- What is expected:
What is needed is an exact repeat of the lines from the line containing "Read all visible content and emit it as JSON." through the final line of the entries below, and nothing else.

Items listed in a dataset

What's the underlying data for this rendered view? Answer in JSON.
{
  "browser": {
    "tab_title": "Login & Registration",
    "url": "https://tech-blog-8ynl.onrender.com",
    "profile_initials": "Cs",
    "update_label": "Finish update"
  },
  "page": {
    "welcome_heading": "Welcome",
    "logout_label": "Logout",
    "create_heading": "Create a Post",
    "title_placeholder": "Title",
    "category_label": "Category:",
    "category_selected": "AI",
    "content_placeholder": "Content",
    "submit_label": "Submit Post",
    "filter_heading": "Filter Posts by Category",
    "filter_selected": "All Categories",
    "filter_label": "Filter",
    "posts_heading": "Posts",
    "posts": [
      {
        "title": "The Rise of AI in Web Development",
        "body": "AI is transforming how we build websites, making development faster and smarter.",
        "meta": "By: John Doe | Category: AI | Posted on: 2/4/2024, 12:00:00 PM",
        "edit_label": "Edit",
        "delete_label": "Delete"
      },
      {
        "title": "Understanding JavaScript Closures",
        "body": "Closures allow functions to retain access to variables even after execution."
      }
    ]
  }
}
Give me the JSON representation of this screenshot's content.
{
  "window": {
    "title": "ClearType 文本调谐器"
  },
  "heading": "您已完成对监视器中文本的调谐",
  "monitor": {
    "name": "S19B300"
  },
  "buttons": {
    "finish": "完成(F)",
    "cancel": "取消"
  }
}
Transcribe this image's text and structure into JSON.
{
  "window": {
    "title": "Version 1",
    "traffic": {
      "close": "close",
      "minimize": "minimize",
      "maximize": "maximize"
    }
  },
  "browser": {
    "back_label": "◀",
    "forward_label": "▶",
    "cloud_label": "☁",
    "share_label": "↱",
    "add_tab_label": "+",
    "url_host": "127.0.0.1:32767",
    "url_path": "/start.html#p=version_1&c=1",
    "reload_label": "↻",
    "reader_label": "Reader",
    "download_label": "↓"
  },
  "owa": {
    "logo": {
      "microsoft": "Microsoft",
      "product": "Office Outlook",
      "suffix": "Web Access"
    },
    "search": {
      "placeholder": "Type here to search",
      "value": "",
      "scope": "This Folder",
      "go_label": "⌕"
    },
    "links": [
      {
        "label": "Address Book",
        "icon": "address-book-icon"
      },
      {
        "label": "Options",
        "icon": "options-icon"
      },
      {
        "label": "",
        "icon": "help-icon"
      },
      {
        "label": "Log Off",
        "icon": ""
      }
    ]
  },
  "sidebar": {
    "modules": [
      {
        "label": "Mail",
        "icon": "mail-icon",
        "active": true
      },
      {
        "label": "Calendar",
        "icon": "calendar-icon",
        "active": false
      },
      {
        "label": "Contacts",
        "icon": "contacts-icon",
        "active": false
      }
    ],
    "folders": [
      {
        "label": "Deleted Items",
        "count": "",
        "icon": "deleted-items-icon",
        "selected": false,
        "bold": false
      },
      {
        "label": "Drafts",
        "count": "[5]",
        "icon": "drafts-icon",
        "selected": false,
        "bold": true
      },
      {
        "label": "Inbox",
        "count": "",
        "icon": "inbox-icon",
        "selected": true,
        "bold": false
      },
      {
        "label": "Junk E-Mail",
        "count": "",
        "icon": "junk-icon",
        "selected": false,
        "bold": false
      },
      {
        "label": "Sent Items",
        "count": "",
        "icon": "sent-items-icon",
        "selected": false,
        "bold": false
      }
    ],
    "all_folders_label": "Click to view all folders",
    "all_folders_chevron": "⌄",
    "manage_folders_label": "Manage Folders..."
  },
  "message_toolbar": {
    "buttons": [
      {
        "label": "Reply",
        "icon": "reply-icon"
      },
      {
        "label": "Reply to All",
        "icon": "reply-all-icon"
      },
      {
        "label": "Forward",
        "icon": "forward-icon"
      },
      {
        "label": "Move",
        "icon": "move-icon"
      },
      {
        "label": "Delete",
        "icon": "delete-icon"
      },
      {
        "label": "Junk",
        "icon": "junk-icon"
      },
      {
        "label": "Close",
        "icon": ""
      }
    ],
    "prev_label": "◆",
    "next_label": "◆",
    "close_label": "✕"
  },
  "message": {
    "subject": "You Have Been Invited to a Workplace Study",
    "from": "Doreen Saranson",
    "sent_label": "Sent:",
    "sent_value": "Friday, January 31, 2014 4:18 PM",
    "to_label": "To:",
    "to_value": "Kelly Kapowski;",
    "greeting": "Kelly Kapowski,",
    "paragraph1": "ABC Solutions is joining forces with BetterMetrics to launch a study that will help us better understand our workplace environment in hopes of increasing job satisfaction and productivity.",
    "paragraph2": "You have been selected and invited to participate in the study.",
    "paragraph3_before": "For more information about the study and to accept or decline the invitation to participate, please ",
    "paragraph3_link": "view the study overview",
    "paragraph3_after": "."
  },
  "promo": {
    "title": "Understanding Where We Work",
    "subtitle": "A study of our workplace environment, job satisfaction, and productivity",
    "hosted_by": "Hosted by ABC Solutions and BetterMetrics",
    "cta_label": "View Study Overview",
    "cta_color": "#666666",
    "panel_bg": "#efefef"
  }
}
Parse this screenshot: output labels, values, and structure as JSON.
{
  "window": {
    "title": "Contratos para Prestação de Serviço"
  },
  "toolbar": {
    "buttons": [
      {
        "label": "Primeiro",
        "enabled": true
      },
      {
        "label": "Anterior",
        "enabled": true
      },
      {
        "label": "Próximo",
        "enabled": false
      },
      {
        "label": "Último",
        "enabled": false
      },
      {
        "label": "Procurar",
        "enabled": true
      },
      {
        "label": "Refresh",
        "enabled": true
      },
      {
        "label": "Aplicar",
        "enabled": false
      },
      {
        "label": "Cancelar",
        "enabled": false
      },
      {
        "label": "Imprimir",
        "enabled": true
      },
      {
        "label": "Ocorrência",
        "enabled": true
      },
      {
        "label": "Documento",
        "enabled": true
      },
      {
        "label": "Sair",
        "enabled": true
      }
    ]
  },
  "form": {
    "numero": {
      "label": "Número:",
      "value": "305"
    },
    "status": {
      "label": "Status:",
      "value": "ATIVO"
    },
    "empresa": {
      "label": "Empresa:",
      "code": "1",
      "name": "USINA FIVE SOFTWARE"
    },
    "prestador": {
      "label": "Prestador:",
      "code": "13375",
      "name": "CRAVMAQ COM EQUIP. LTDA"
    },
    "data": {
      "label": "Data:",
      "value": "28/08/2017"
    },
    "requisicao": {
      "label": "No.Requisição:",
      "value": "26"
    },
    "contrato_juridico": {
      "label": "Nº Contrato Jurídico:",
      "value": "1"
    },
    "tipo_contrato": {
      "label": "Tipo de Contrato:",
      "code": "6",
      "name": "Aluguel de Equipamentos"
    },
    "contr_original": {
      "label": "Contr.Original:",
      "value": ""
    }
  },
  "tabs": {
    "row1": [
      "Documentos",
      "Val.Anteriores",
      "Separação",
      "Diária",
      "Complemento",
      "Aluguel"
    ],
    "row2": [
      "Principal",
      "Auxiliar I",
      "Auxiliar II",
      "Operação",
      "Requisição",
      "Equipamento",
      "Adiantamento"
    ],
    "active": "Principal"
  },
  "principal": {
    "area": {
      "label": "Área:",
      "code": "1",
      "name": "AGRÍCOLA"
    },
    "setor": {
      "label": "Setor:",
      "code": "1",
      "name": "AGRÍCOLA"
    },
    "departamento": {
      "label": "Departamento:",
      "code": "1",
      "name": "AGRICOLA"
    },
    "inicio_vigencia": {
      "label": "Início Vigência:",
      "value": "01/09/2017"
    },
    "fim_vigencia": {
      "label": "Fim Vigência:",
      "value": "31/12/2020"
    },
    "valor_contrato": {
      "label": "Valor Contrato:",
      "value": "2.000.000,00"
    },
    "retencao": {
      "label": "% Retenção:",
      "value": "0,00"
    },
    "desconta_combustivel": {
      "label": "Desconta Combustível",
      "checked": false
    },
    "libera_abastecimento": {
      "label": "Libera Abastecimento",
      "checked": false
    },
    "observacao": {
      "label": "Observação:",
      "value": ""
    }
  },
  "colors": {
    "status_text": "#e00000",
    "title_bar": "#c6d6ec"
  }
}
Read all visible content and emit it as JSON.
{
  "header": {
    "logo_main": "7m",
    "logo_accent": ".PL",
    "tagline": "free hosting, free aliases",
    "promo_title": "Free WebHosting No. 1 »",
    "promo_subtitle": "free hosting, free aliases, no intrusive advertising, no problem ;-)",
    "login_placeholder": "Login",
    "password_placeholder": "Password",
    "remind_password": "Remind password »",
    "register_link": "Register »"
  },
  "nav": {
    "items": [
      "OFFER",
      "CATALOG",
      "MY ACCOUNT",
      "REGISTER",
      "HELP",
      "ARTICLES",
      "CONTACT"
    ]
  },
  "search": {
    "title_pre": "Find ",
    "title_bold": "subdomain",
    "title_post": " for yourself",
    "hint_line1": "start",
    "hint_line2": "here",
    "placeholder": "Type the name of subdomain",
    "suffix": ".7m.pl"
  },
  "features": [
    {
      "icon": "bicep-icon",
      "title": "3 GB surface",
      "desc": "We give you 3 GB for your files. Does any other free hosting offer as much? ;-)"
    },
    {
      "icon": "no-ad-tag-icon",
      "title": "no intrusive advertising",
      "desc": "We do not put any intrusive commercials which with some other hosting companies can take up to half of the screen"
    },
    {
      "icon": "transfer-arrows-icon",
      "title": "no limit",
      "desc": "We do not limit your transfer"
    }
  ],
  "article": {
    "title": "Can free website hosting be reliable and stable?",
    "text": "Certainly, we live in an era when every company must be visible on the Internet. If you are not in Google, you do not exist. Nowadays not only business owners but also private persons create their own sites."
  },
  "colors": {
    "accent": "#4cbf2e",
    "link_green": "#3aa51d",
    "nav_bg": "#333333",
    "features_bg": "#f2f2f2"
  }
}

- Written solution:
Read all visible content and emit it as JSON.
{
  "header": {
    "logo_main": "7m",
    "logo_accent": ".PL",
    "tagline": "free hosting, free aliases",
    "promo_title": "Free WebHosting No. 1 »",
    "promo_subtitle": "free hosting, free aliases, no intrusive advertising, no problem ;-)",
    "login_placeholder": "Login",
    "password_placeholder": "Password",
    "remind_password": "Remind password »",
    "register_link": "Register »"
  },
  "nav": {
    "items": [
      "OFFER",
      "CATALOG",
      "MY ACCOUNT",
      "REGISTER",
      "HELP",
      "ARTICLES",
      "CONTACT"
    ]
  },
  "search": {
    "title_pre": "Find ",
    "title_bold": "subdomain",
    "title_post": " for yourself",
    "hint_line1": "start",
    "hint_line2": "here",
    "placeholder": "Type the name of subdomain",
    "suffix": ".7m.pl"
  },
  "features": [
    {
      "icon": "bicep-icon",
      "title": "3 GB surface",
      "desc": "We give you 3 GB for your files. Does any other free hosting offer as much? ;-)"
    },
    {
      "icon": "no-ad-tag-icon",
      "title": "no intrusive advertising",
      "desc": "We do not put any intrusive commercials which with some other hosting companies can take up to half of the screen"
    },
    {
      "icon": "transfer-arrows-icon",
      "title": "no limit",
      "desc": "We do not limit your transfer"
    }
  ],
  "article": {
    "title": "Can free website hosting be reliable and stable?",
    "text": "Certainly, we live in an era when every company must be visible on the Internet. If you are not in Google, you do not exist. Nowadays not only business owners but also private persons create their own sites."
  },
  "colors": {
    "accent": "#4cbf2e",
    "link_green": "#3aa51d",
    "nav_bg": "#333333",
    "features_bg": "#f2f2f2"
  }
}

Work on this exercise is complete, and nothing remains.